Figure collection entries:
▬▬▬▬▬▬

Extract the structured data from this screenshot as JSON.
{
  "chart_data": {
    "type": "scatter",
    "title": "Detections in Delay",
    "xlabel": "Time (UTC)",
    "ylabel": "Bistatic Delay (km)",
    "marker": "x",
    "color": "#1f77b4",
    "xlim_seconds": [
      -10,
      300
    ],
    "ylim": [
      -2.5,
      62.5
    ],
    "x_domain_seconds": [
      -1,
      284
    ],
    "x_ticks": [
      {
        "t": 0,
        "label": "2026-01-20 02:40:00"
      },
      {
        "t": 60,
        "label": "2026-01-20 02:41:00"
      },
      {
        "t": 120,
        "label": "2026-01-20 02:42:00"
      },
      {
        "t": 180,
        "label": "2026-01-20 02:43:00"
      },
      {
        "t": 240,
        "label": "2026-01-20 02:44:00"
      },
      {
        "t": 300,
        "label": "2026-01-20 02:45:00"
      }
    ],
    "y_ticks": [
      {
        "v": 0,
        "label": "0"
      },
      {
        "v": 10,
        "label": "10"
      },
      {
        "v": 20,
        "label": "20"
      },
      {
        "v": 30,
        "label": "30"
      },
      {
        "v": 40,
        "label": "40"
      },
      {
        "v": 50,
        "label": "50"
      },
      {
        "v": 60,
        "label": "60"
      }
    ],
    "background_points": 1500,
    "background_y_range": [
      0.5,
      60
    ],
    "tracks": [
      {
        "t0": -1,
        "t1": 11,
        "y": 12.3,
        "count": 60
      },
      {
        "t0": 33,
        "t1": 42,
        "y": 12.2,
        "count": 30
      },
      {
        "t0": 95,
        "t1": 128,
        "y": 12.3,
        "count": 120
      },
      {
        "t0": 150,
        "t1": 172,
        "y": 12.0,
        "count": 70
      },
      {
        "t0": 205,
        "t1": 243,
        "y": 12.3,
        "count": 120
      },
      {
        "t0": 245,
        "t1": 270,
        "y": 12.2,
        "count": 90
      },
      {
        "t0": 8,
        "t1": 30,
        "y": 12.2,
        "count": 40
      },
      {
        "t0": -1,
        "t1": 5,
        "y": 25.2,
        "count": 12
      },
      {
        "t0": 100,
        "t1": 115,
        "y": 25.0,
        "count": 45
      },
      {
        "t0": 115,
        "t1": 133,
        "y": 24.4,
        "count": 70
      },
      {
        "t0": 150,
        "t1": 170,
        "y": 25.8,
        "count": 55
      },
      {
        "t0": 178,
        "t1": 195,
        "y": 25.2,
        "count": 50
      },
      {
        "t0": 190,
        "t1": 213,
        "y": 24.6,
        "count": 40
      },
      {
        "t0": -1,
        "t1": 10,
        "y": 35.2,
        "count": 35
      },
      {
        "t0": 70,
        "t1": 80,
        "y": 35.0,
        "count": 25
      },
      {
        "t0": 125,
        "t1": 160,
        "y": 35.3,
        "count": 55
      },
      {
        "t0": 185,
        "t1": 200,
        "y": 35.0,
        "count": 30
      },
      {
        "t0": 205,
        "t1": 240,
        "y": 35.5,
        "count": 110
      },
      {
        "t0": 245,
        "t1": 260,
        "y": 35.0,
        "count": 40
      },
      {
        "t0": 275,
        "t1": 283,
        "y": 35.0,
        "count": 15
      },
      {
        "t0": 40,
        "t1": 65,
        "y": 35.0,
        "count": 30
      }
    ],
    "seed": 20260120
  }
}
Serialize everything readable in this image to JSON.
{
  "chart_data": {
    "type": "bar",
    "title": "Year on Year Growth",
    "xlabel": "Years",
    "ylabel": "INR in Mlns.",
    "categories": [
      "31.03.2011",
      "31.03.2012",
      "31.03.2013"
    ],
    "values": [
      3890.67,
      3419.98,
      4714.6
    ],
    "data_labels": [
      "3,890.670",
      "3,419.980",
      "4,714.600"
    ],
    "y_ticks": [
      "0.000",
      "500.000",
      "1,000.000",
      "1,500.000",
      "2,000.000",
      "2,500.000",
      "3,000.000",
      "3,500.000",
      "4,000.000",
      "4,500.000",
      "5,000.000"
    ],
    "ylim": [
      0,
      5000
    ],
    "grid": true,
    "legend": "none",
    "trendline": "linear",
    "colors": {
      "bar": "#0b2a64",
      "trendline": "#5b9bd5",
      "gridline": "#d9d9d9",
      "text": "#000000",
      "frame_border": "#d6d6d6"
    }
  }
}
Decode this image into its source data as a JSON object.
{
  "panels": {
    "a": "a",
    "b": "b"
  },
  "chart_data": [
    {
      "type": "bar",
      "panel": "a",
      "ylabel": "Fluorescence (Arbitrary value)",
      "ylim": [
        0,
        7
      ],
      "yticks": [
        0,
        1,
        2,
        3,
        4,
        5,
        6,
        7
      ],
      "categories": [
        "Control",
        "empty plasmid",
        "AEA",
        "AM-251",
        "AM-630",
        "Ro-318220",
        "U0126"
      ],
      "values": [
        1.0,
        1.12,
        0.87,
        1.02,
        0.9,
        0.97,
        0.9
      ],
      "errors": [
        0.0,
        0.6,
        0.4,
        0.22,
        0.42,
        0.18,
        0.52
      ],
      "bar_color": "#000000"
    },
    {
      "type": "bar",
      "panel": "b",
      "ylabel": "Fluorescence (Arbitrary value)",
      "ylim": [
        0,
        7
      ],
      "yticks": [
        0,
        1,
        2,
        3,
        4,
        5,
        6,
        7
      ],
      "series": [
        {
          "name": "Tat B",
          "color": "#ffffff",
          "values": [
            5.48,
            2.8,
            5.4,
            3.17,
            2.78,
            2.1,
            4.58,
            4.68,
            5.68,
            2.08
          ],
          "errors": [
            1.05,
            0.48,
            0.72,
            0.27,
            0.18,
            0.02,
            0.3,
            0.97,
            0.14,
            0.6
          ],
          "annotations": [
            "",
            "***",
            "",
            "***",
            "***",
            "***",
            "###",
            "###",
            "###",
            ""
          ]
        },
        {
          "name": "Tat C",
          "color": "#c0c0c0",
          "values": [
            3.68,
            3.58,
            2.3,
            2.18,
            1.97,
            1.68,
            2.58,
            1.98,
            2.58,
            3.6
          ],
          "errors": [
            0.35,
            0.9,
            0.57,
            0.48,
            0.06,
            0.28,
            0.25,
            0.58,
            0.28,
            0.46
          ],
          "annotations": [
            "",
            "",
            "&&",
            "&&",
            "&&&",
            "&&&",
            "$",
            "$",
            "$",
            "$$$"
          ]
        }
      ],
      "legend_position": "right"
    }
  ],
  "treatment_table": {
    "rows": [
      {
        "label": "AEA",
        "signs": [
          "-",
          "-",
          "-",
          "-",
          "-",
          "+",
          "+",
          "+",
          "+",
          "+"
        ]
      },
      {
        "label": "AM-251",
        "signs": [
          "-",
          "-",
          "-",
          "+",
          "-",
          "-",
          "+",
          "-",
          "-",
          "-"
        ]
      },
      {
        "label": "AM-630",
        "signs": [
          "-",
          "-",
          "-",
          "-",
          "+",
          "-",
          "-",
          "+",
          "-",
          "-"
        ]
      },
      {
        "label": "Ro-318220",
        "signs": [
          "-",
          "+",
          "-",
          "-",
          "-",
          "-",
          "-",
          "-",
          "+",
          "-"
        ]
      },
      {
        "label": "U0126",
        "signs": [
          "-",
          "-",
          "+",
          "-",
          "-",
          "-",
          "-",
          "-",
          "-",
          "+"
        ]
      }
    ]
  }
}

▬▬▬▬▬▬

**Problem to work on:** From the listing above, reproduce all the lines exactly.

**Task output:**
Extract the structured data from this screenshot as JSON.
{
  "chart_data": {
    "type": "scatter",
    "title": "Detections in Delay",
    "xlabel": "Time (UTC)",
    "ylabel": "Bistatic Delay (km)",
    "marker": "x",
    "color": "#1f77b4",
    "xlim_seconds": [
      -10,
      300
    ],
    "ylim": [
      -2.5,
      62.5
    ],
    "x_domain_seconds": [
      -1,
      284
    ],
    "x_ticks": [
      {
        "t": 0,
        "label": "2026-01-20 02:40:00"
      },
      {
        "t": 60,
        "label": "2026-01-20 02:41:00"
      },
      {
        "t": 120,
        "label": "2026-01-20 02:42:00"
      },
      {
        "t": 180,
        "label": "2026-01-20 02:43:00"
      },
      {
        "t": 240,
        "label": "2026-01-20 02:44:00"
      },
      {
        "t": 300,
        "label": "2026-01-20 02:45:00"
      }
    ],
    "y_ticks": [
      {
        "v": 0,
        "label": "0"
      },
      {
        "v": 10,
        "label": "10"
      },
      {
        "v": 20,
        "label": "20"
      },
      {
        "v": 30,
        "label": "30"
      },
      {
        "v": 40,
        "label": "40"
      },
      {
        "v": 50,
        "label": "50"
      },
      {
        "v": 60,
        "label": "60"
      }
    ],
    "background_points": 1500,
    "background_y_range": [
      0.5,
      60
    ],
    "tracks": [
      {
        "t0": -1,
        "t1": 11,
        "y": 12.3,
        "count": 60
      },
      {
        "t0": 33,
        "t1": 42,
        "y": 12.2,
        "count": 30
      },
      {
        "t0": 95,
        "t1": 128,
        "y": 12.3,
        "count": 120
      },
      {
        "t0": 150,
        "t1": 172,
        "y": 12.0,
        "count": 70
      },
      {
        "t0": 205,
        "t1": 243,
        "y": 12.3,
        "count": 120
      },
      {
        "t0": 245,
        "t1": 270,
        "y": 12.2,
        "count": 90
      },
      {
        "t0": 8,
        "t1": 30,
        "y": 12.2,
        "count": 40
      },
      {
        "t0": -1,
        "t1": 5,
        "y": 25.2,
        "count": 12
      },
      {
        "t0": 100,
        "t1": 115,
        "y": 25.0,
        "count": 45
      },
      {
        "t0": 115,
        "t1": 133,
        "y": 24.4,
        "count": 70
      },
      {
        "t0": 150,
        "t1": 170,
        "y": 25.8,
        "count": 55
      },
      {
        "t0": 178,
        "t1": 195,
        "y": 25.2,
        "count": 50
      },
      {
        "t0": 190,
        "t1": 213,
        "y": 24.6,
        "count": 40
      },
      {
        "t0": -1,
        "t1": 10,
        "y": 35.2,
        "count": 35
      },
      {
        "t0": 70,
        "t1": 80,
        "y": 35.0,
        "count": 25
      },
      {
        "t0": 125,
        "t1": 160,
        "y": 35.3,
        "count": 55
      },
      {
        "t0": 185,
        "t1": 200,
        "y": 35.0,
        "count": 30
      },
      {
        "t0": 205,
        "t1": 240,
        "y": 35.5,
        "count": 110
      },
      {
        "t0": 245,
        "t1": 260,
        "y": 35.0,
        "count": 40
      },
      {
        "t0": 275,
        "t1": 283,
        "y": 35.0,
        "count": 15
      },
      {
        "t0": 40,
        "t1": 65,
        "y": 35.0,
        "count": 30
      }
    ],
    "seed": 20260120
  }
}
Serialize everything readable in this image to JSON.
{
  "chart_data": {
    "type": "bar",
    "title": "Year on Year Growth",
    "xlabel": "Years",
    "ylabel": "INR in Mlns.",
    "categories": [
      "31.03.2011",
      "31.03.2012",
      "31.03.2013"
    ],
    "values": [
      3890.67,
      3419.98,
      4714.6
    ],
    "data_labels": [
      "3,890.670",
      "3,419.980",
      "4,714.600"
    ],
    "y_ticks": [
      "0.000",
      "500.000",
      "1,000.000",
      "1,500.000",
      "2,000.000",
      "2,500.000",
      "3,000.000",
      "3,500.000",
      "4,000.000",
      "4,500.000",
      "5,000.000"
    ],
    "ylim": [
      0,
      5000
    ],
    "grid": true,
    "legend": "none",
    "trendline": "linear",
    "colors": {
      "bar": "#0b2a64",
      "trendline": "#5b9bd5",
      "gridline": "#d9d9d9",
      "text": "#000000",
      "frame_border": "#d6d6d6"
    }
  }
}
Decode this image into its source data as a JSON object.
{
  "panels": {
    "a": "a",
    "b": "b"
  },
  "chart_data": [
    {
      "type": "bar",
      "panel": "a",
      "ylabel": "Fluorescence (Arbitrary value)",
      "ylim": [
        0,
        7
      ],
      "yticks": [
        0,
        1,
        2,
        3,
        4,
        5,
        6,
        7
      ],
      "categories": [
        "Control",
        "empty plasmid",
        "AEA",
        "AM-251",
        "AM-630",
        "Ro-318220",
        "U0126"
      ],
      "values": [
        1.0,
        1.12,
        0.87,
        1.02,
        0.9,
        0.97,
        0.9
      ],
      "errors": [
        0.0,
        0.6,
        0.4,
        0.22,
        0.42,
        0.18,
        0.52
      ],
      "bar_color": "#000000"
    },
    {
      "type": "bar",
      "panel": "b",
      "ylabel": "Fluorescence (Arbitrary value)",
      "ylim": [
        0,
        7
      ],
      "yticks": [
        0,
        1,
        2,
        3,
        4,
        5,
        6,
        7
      ],
      "series": [
        {
          "name": "Tat B",
          "color": "#ffffff",
          "values": [
            5.48,
            2.8,
            5.4,
            3.17,
            2.78,
            2.1,
            4.58,
            4.68,
            5.68,
            2.08
          ],
          "errors": [
            1.05,
            0.48,
            0.72,
            0.27,
            0.18,
            0.02,
            0.3,
            0.97,
            0.14,
            0.6
          ],
          "annotations": [
            "",
            "***",
            "",
            "***",
            "***",
            "***",
            "###",
            "###",
            "###",
            ""
          ]
        },
        {
          "name": "Tat C",
          "color": "#c0c0c0",
          "values": [
            3.68,
            3.58,
            2.3,
            2.18,
            1.97,
            1.68,
            2.58,
            1.98,
            2.58,
            3.6
          ],
          "errors": [
            0.35,
            0.9,
            0.57,
            0.48,
            0.06,
            0.28,
            0.25,
            0.58,
            0.28,
            0.46
          ],
          "annotations": [
            "",
            "",
            "&&",
            "&&",
            "&&&",
            "&&&",
            "$",
            "$",
            "$",
            "$$$"
          ]
        }
      ],
      "legend_position": "right"
    }
  ],
  "treatment_table": {
    "rows": [
      {
        "label": "AEA",
        "signs": [
          "-",
          "-",
          "-",
          "-",
          "-",
          "+",
          "+",
          "+",
          "+",
          "+"
        ]
      },
      {
        "label": "AM-251",
        "signs": [
          "-",
          "-",
          "-",
          "+",
          "-",
          "-",
          "+",
          "-",
          "-",
          "-"
        ]
      },
      {
        "label": "AM-630",
        "signs": [
          "-",
          "-",
          "-",
          "-",
          "+",
          "-",
          "-",
          "+",
          "-",
          "-"
        ]
      },
      {
        "label": "Ro-318220",
        "signs": [
          "-",
          "+",
          "-",
          "-",
          "-",
          "-",
          "-",
          "-",
          "+",
          "-"
        ]
      },
      {
        "label": "U0126",
        "signs": [
          "-",
          "-",
          "+",
          "-",
          "-",
          "-",
          "-",
          "-",
          "-",
          "+"
        ]
      }
    ]
  }
}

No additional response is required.